Go through the lines below. Copy those with "include".

GIVEN RECORDS
*****

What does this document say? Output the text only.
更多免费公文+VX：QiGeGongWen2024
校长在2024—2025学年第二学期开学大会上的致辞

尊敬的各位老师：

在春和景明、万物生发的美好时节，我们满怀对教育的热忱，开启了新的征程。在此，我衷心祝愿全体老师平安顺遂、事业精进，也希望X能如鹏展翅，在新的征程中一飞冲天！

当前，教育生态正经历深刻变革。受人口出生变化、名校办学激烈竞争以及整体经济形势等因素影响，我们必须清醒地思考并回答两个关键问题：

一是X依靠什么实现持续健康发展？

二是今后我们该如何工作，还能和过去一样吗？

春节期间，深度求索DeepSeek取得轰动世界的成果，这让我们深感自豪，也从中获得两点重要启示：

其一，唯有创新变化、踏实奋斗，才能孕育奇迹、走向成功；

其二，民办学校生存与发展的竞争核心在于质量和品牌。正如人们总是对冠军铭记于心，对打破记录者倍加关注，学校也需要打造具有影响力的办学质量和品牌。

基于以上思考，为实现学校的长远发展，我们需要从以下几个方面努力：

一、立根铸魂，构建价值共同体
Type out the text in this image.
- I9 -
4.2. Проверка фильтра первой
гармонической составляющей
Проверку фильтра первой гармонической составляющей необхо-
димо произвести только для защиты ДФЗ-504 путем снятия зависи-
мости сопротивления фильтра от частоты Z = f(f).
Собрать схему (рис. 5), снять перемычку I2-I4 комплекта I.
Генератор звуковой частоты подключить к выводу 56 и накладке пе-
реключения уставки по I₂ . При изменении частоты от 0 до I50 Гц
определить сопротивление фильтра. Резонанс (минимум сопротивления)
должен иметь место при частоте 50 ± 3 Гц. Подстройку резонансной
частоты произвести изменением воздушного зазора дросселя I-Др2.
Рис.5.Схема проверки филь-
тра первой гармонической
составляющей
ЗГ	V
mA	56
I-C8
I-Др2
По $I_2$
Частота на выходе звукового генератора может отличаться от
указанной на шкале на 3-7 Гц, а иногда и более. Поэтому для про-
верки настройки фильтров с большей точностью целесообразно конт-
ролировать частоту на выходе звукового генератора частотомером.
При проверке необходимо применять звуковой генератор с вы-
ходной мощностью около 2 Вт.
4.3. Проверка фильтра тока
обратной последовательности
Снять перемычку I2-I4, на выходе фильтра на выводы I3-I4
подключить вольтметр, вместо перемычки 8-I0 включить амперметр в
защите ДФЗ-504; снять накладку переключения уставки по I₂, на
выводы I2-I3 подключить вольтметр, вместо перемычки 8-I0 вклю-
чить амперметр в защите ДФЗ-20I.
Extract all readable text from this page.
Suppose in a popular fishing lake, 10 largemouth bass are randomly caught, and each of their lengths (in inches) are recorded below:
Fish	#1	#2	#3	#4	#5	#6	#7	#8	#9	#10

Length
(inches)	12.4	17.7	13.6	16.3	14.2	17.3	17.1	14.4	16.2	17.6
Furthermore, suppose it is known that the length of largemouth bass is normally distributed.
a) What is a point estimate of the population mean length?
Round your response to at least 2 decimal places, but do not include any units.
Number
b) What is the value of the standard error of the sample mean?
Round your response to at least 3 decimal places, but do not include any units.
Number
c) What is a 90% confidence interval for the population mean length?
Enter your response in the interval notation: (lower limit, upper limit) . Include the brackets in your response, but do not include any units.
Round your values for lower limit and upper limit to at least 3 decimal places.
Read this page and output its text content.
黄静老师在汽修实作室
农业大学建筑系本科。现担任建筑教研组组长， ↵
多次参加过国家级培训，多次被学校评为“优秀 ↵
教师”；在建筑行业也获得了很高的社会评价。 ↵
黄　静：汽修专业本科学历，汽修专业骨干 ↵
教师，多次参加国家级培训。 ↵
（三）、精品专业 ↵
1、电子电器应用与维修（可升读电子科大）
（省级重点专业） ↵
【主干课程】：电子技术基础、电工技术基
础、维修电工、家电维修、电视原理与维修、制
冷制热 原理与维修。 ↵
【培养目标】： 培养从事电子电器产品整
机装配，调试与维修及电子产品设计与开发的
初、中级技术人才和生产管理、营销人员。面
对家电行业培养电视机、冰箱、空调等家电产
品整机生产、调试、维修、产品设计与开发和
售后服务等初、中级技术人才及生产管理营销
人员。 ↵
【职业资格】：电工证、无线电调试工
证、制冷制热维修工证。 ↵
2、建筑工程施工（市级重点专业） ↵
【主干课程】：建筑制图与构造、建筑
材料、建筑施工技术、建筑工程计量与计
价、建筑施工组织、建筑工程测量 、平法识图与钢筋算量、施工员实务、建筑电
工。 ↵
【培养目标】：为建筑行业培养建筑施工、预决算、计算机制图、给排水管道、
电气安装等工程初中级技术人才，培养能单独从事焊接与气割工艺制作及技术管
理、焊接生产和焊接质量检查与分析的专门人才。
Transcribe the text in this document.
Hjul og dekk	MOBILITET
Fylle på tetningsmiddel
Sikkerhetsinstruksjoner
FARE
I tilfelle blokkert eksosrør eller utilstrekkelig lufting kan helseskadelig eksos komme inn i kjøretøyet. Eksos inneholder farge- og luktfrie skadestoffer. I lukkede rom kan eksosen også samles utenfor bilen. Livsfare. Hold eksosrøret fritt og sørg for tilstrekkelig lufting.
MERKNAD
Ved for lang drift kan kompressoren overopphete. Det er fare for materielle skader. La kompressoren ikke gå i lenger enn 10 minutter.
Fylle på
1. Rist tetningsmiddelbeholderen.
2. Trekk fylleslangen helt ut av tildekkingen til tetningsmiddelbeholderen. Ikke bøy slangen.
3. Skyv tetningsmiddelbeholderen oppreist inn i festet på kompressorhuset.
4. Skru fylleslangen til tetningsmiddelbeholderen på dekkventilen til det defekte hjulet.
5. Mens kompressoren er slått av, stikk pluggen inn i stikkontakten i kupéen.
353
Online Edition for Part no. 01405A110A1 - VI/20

*****

THE REPLY
Round your response to at least 2 decimal places, but do not include any units.
Round your response to at least 3 decimal places, but do not include any units.
Enter your response in the interval notation: (lower limit, upper limit) . Include the brackets in your response, but do not include any units.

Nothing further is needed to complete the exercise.